◆ TASK INSTRUCTIONS ◆
Repeat every entry word for word, but leave the images out of your copy.

◆ MATERIALS PROVIDED ◆

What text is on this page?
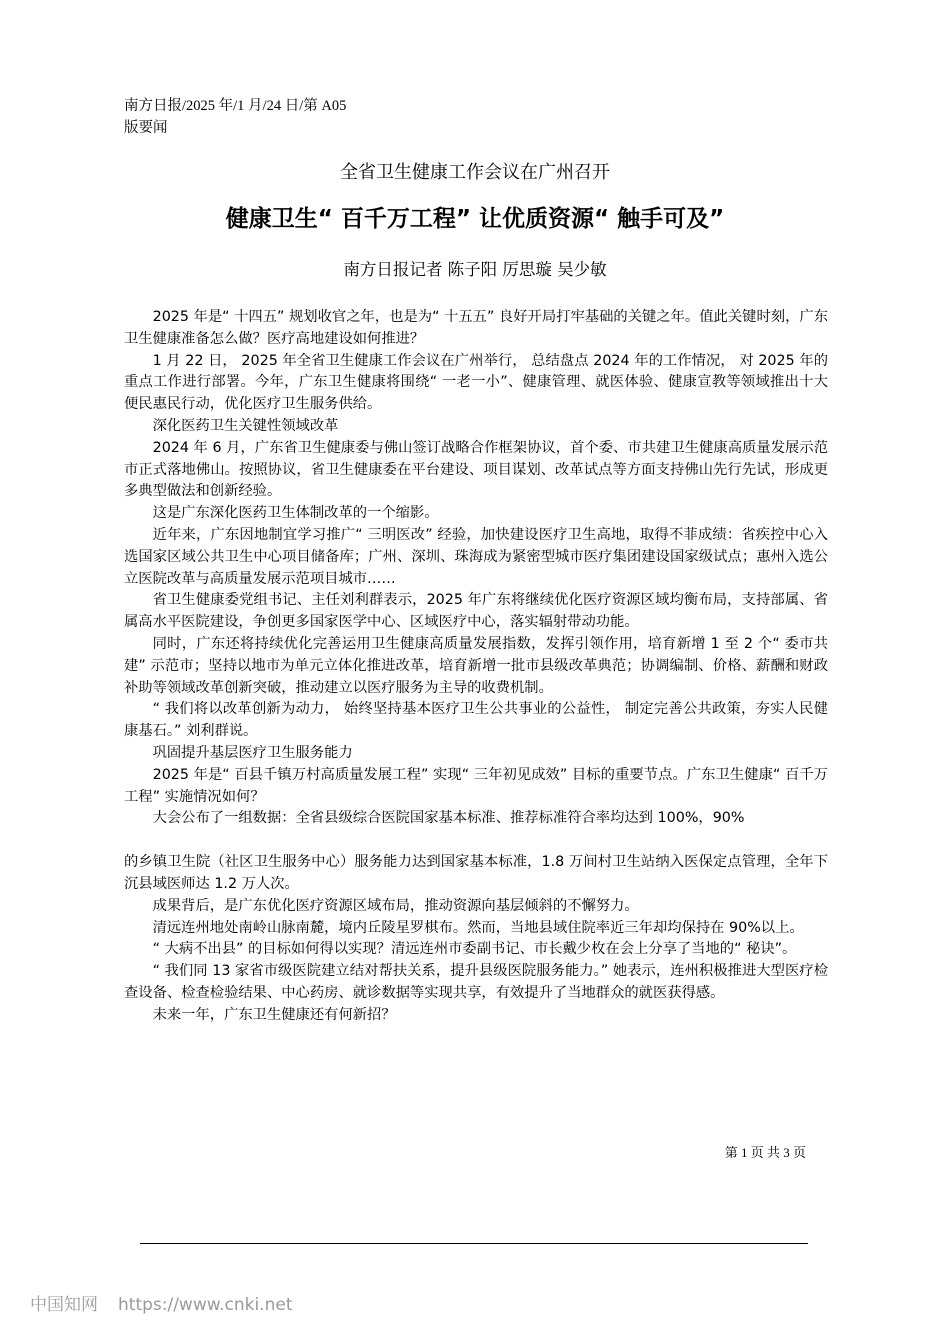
南方日报/2025 年/1 月/24 日/第 A05
版要闻
全省卫生健康工作会议在广州召开
健康卫生“ 百千万工程” 让优质资源“ 触手可及”
南方日报记者 陈子阳 厉思璇 吴少敏

2025 年是“ 十四五” 规划收官之年，也是为“ 十五五” 良好开局打牢基础的关键之年。值此关键时刻，广东卫生健康准备怎么做？医疗高地建设如何推进？

1 月 22 日， 2025 年全省卫生健康工作会议在广州举行， 总结盘点 2024 年的工作情况， 对 2025 年的重点工作进行部署。今年，广东卫生健康将围绕“ 一老一小”、健康管理、就医体验、健康宣教等领域推出十大便民惠民行动，优化医疗卫生服务供给。

深化医药卫生关键性领域改革

2024 年 6 月，广东省卫生健康委与佛山签订战略合作框架协议，首个委、市共建卫生健康高质量发展示范市正式落地佛山。按照协议，省卫生健康委在平台建设、项目谋划、改革试点等方面支持佛山先行先试，形成更多典型做法和创新经验。

这是广东深化医药卫生体制改革的一个缩影。

近年来，广东因地制宜学习推广“ 三明医改” 经验，加快建设医疗卫生高地，取得不菲成绩：省疾控中心入选国家区域公共卫生中心项目储备库；广州、深圳、珠海成为紧密型城市医疗集团建设国家级试点；惠州入选公立医院改革与高质量发展示范项目城市……

省卫生健康委党组书记、主任刘利群表示，2025 年广东将继续优化医疗资源区域均衡布局，支持部属、省属高水平医院建设，争创更多国家医学中心、区域医疗中心，落实辐射带动功能。

同时，广东还将持续优化完善运用卫生健康高质量发展指数，发挥引领作用，培育新增 1 至 2 个“ 委市共建” 示范市；坚持以地市为单元立体化推进改革，培育新增一批市县级改革典范；协调编制、价格、薪酬和财政补助等领域改革创新突破，推动建立以医疗服务为主导的收费机制。

“ 我们将以改革创新为动力， 始终坚持基本医疗卫生公共事业的公益性， 制定完善公共政策，夯实人民健康基石。” 刘利群说。

巩固提升基层医疗卫生服务能力

2025 年是“ 百县千镇万村高质量发展工程” 实现“ 三年初见成效” 目标的重要节点。广东卫生健康“ 百千万工程” 实施情况如何？

大会公布了一组数据：全省县级综合医院国家基本标准、推荐标准符合率均达到 100%，90%

的乡镇卫生院（社区卫生服务中心）服务能力达到国家基本标准，1.8 万间村卫生站纳入医保定点管理，全年下沉县域医师达 1.2 万人次。

成果背后，是广东优化医疗资源区域布局，推动资源向基层倾斜的不懈努力。

清远连州地处南岭山脉南麓，境内丘陵星罗棋布。然而，当地县域住院率近三年却均保持在 90%以上。

“ 大病不出县” 的目标如何得以实现？清远连州市委副书记、市长戴少枚在会上分享了当地的“ 秘诀”。

“ 我们同 13 家省市级医院建立结对帮扶关系，提升县级医院服务能力。” 她表示，连州积极推进大型医疗检查设备、检查检验结果、中心药房、就诊数据等实现共享，有效提升了当地群众的就医获得感。

未来一年，广东卫生健康还有何新招？

第 1 页 共 3 页
中国知网 https://www.cnki.net
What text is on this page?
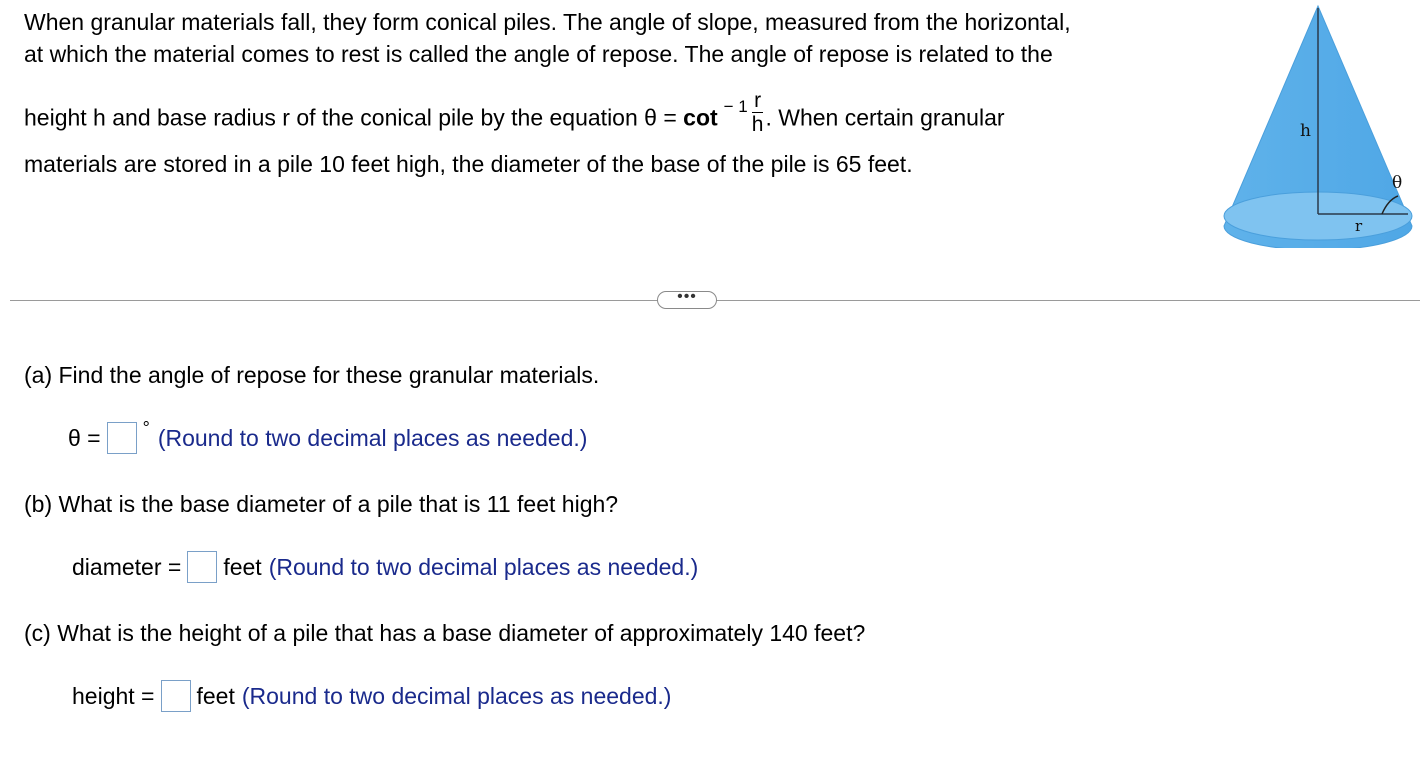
When granular materials fall, they form conical piles. The angle of slope, measured from the horizontal,
at which the material comes to rest is called the angle of repose. The angle of repose is related to the
height h and base radius r of the conical pile by the equation $\theta = \cot ^{- 1} \frac{r}{h}$ . When certain granular
materials are stored in a pile 10 feet high, the diameter of the base of the pile is 65 feet.
h
r
θ
•••
(a) Find the angle of repose for these granular materials.
θ = ° (Round to two decimal places as needed.)
(b) What is the base diameter of a pile that is 11 feet high?
diameter = feet (Round to two decimal places as needed.)
(c) What is the height of a pile that has a base diameter of approximately 140 feet?
height = feet (Round to two decimal places as needed.)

◆ FULL SOLUTION ◆
What text is on this page?
南方日报/2025 年/1 月/24 日/第 A05
版要闻
全省卫生健康工作会议在广州召开
健康卫生“ 百千万工程” 让优质资源“ 触手可及”
南方日报记者 陈子阳 厉思璇 吴少敏

2025 年是“ 十四五” 规划收官之年，也是为“ 十五五” 良好开局打牢基础的关键之年。值此关键时刻，广东卫生健康准备怎么做？医疗高地建设如何推进？

1 月 22 日， 2025 年全省卫生健康工作会议在广州举行， 总结盘点 2024 年的工作情况， 对 2025 年的重点工作进行部署。今年，广东卫生健康将围绕“ 一老一小”、健康管理、就医体验、健康宣教等领域推出十大便民惠民行动，优化医疗卫生服务供给。

深化医药卫生关键性领域改革

2024 年 6 月，广东省卫生健康委与佛山签订战略合作框架协议，首个委、市共建卫生健康高质量发展示范市正式落地佛山。按照协议，省卫生健康委在平台建设、项目谋划、改革试点等方面支持佛山先行先试，形成更多典型做法和创新经验。

这是广东深化医药卫生体制改革的一个缩影。

近年来，广东因地制宜学习推广“ 三明医改” 经验，加快建设医疗卫生高地，取得不菲成绩：省疾控中心入选国家区域公共卫生中心项目储备库；广州、深圳、珠海成为紧密型城市医疗集团建设国家级试点；惠州入选公立医院改革与高质量发展示范项目城市……

省卫生健康委党组书记、主任刘利群表示，2025 年广东将继续优化医疗资源区域均衡布局，支持部属、省属高水平医院建设，争创更多国家医学中心、区域医疗中心，落实辐射带动功能。

同时，广东还将持续优化完善运用卫生健康高质量发展指数，发挥引领作用，培育新增 1 至 2 个“ 委市共建” 示范市；坚持以地市为单元立体化推进改革，培育新增一批市县级改革典范；协调编制、价格、薪酬和财政补助等领域改革创新突破，推动建立以医疗服务为主导的收费机制。

“ 我们将以改革创新为动力， 始终坚持基本医疗卫生公共事业的公益性， 制定完善公共政策，夯实人民健康基石。” 刘利群说。

巩固提升基层医疗卫生服务能力

2025 年是“ 百县千镇万村高质量发展工程” 实现“ 三年初见成效” 目标的重要节点。广东卫生健康“ 百千万工程” 实施情况如何？

大会公布了一组数据：全省县级综合医院国家基本标准、推荐标准符合率均达到 100%，90%

的乡镇卫生院（社区卫生服务中心）服务能力达到国家基本标准，1.8 万间村卫生站纳入医保定点管理，全年下沉县域医师达 1.2 万人次。

成果背后，是广东优化医疗资源区域布局，推动资源向基层倾斜的不懈努力。

清远连州地处南岭山脉南麓，境内丘陵星罗棋布。然而，当地县域住院率近三年却均保持在 90%以上。

“ 大病不出县” 的目标如何得以实现？清远连州市委副书记、市长戴少枚在会上分享了当地的“ 秘诀”。

“ 我们同 13 家省市级医院建立结对帮扶关系，提升县级医院服务能力。” 她表示，连州积极推进大型医疗检查设备、检查检验结果、中心药房、就诊数据等实现共享，有效提升了当地群众的就医获得感。

未来一年，广东卫生健康还有何新招？

第 1 页 共 3 页
中国知网 https://www.cnki.net
What text is on this page?
When granular materials fall, they form conical piles. The angle of slope, measured from the horizontal,
at which the material comes to rest is called the angle of repose. The angle of repose is related to the
height h and base radius r of the conical pile by the equation $\theta = \cot ^{- 1} \frac{r}{h}$ . When certain granular
materials are stored in a pile 10 feet high, the diameter of the base of the pile is 65 feet.
h
r
θ
•••
(a) Find the angle of repose for these granular materials.
θ = ° (Round to two decimal places as needed.)
(b) What is the base diameter of a pile that is 11 feet high?
diameter = feet (Round to two decimal places as needed.)
(c) What is the height of a pile that has a base diameter of approximately 140 feet?
height = feet (Round to two decimal places as needed.)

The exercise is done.